株主総会の中での議論 


 会社法第314条に基づく事前質問と回答ほかを記載しました。また、一般株主からのいろいろな質問や意見も出されましたので、主なものをご紹介いたします。
※事前質問は簡略化・順不同、回答は聞き取れる範囲内で内容をまとめております。→事前質問

事前質問の回答外
1.今総会の四国電力の考え
2.事前質問の回答
  ・全般的な問題について
  ・伊方発電所の安全性、安全対策について
  ・経営・会計関係の問題について
3.株主からの「原発からの撤退」意見
4.その他質問や意見

1.今総会の四国電力の考え
 千葉社長以下、経営陣は、安定供給と環境適合の観点から原発も含めて電源はバランスよく組み合わせて電力供給を行なう必要があり、そのためにも原発を再稼働させなければならない、という発言を繰り返しました。 今回、私たちの「原発は高コストで撤退すべき」という提案についても、原発のコストは、2011年のエネルギー環境会議のコスト等検証委員会の数値をあげ、石炭やLNG火力と比較して高くないと回答しました。
 伊方発電所の安全対策については、当社独自の安全対策も講じており、仮に福島の津波や地震と同様のものが来ても安全が確保されるような対策を講じていると回答しました。

....

作業内容:
1: 抜粋によると、四国電力は原発のコストについて、どの数値をあげて回答しましたか。
2: 抜粋の目次で番号が付いている見出しを、すべて書き出してください。
3: 次の(a)〜(c)が抜粋の内容と合っているかどうかを、「はい」か「いいえ」で答えてください。それぞれ、判断の根拠となる抜粋の語句をそのまま引用してください。
(a) 経営陣は、原発を再稼働させる必要があると発言した。
(b) 四国電力は、原発のコストが石炭やLNG火力より高いと回答した。
(c) 事前質問は会社法第314条に基づくものである。

素材:
....

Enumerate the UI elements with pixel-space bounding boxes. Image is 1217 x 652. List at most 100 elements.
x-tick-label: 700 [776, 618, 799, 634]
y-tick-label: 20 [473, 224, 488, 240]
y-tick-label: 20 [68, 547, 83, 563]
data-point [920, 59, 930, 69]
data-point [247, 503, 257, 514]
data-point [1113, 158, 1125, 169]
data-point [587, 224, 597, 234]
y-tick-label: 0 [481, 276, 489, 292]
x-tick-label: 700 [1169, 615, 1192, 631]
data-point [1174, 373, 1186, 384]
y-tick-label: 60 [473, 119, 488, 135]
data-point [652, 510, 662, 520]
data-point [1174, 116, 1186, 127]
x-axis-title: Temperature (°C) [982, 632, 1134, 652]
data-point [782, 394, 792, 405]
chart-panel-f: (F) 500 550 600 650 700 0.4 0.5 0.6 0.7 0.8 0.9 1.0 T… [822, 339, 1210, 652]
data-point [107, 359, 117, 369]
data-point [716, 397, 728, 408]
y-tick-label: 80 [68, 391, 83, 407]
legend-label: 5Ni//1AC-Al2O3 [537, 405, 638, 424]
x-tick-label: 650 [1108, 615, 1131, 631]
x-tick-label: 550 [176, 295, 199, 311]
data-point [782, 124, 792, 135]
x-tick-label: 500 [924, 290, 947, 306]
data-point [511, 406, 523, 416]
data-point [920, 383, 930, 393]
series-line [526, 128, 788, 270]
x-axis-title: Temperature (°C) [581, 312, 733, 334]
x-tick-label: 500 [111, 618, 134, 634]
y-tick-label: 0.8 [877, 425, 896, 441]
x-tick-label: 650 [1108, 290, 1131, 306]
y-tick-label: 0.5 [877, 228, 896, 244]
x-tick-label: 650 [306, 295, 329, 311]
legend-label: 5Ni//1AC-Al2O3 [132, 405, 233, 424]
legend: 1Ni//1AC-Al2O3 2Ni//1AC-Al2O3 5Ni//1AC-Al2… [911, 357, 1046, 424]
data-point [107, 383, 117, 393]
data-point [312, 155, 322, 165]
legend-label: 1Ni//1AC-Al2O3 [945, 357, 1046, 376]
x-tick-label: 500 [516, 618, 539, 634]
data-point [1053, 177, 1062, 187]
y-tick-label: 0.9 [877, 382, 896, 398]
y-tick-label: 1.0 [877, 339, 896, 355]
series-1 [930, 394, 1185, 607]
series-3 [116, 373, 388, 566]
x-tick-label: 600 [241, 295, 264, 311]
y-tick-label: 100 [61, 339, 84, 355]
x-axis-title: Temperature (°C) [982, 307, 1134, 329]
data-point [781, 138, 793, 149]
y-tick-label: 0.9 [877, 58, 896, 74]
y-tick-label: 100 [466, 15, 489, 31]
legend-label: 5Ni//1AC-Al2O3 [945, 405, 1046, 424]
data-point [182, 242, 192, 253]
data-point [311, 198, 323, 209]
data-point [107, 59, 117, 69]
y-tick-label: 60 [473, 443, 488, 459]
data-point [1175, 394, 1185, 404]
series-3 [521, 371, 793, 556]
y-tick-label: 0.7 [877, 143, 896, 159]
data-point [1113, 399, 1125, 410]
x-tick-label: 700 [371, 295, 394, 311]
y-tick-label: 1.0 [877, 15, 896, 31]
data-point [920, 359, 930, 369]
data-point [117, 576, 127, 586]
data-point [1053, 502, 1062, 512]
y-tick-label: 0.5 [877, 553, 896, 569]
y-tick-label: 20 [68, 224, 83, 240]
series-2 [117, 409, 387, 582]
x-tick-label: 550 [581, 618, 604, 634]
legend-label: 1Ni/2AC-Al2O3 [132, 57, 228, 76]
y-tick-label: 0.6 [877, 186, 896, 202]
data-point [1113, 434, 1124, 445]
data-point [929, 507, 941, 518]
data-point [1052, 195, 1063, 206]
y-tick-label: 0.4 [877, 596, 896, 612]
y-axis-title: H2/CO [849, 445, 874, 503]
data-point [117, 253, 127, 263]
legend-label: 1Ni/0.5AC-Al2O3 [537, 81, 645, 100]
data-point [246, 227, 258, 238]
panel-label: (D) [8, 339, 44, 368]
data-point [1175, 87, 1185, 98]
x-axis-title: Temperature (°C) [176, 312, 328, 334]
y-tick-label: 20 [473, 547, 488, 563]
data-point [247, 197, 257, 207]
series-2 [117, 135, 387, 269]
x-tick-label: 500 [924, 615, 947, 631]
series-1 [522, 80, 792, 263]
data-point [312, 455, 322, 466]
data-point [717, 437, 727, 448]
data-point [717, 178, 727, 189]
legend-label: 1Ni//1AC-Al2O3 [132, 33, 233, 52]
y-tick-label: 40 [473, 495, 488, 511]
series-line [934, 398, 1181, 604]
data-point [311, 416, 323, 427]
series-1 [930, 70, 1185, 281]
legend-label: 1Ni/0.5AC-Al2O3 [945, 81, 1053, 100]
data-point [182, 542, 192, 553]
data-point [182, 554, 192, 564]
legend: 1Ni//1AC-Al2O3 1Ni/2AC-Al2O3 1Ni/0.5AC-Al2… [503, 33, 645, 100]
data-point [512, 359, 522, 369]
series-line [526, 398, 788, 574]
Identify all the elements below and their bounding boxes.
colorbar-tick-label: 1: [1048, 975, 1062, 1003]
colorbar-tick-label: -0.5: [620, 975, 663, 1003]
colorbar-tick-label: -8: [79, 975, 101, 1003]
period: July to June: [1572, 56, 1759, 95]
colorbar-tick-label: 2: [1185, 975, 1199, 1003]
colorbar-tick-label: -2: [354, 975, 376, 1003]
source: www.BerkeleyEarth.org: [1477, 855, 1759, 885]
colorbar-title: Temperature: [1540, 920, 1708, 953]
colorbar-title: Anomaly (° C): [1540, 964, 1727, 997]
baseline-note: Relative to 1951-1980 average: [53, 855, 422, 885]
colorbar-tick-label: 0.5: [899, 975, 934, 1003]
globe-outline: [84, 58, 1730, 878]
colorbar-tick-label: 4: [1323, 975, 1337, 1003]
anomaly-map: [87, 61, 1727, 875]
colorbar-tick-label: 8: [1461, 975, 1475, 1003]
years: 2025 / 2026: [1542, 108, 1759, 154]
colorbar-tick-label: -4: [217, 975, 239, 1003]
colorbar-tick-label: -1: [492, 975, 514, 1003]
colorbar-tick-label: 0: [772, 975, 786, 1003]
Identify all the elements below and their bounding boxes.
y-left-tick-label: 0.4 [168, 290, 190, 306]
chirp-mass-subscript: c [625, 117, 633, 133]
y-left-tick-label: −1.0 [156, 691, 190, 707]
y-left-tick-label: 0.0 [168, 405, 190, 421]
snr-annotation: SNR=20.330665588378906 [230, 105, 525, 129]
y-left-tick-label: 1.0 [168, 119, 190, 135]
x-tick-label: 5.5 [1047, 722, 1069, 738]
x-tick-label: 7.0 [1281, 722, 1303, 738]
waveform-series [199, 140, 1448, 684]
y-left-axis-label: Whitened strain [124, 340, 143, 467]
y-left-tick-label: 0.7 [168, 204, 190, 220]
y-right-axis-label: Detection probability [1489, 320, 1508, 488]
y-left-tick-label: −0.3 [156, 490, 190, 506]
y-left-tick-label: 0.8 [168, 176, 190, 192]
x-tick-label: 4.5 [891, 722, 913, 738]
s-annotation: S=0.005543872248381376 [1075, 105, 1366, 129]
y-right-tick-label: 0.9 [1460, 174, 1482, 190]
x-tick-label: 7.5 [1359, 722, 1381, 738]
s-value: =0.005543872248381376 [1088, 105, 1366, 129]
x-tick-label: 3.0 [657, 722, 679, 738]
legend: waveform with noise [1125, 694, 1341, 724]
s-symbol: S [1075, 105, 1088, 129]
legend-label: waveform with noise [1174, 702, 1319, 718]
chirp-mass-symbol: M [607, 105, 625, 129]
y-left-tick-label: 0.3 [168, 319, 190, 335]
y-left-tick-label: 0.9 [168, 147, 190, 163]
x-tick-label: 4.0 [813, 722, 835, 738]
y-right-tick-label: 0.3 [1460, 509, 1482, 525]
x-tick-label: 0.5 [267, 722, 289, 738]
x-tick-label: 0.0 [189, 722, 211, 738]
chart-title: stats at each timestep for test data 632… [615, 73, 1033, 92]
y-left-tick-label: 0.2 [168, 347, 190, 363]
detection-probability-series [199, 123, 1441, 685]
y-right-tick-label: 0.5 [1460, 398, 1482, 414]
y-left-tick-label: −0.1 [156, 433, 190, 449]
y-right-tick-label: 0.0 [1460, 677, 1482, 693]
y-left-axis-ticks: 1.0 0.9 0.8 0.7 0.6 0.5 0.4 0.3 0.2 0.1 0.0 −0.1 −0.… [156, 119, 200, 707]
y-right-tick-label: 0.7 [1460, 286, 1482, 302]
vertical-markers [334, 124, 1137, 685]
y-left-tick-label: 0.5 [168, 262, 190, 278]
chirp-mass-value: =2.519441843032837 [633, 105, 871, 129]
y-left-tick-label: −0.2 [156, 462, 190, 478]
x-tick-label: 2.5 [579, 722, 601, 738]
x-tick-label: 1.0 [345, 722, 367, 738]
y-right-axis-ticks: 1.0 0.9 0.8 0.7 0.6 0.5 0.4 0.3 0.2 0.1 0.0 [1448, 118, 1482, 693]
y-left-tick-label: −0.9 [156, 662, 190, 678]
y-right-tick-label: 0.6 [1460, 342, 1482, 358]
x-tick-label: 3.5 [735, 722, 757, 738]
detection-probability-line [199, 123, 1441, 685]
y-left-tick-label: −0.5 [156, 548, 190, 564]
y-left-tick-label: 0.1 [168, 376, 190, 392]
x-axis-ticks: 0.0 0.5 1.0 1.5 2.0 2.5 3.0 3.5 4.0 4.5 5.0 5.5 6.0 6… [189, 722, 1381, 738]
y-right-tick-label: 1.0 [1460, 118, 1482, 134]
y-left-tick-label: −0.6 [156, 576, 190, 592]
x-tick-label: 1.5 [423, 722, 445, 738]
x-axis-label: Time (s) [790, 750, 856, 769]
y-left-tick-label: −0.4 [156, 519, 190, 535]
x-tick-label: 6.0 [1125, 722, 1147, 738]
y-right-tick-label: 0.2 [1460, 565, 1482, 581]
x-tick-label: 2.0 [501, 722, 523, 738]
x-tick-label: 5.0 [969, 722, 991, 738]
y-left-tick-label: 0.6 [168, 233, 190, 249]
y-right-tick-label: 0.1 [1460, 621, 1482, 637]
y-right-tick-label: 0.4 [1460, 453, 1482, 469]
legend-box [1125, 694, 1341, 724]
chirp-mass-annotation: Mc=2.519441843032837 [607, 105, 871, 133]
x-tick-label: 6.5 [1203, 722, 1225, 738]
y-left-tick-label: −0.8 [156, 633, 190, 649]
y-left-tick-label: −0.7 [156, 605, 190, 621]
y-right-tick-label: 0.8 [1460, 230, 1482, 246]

....

想定出力:
1: 2011年のエネルギー環境会議のコスト等検証委員会の数値です。

2:
1. 今総会の四国電力の考え
2. 事前質問の回答
3. 株主からの「原発からの撤退」意見
4. その他質問や意見

3:
(a) はい。「原発を再稼働させなければならない、という発言を繰り返しました」
(b) いいえ。「石炭やLNG火力と比較して高くないと回答しました」
(c) はい。「会社法第314条に基づく事前質問と回答ほかを記載しました」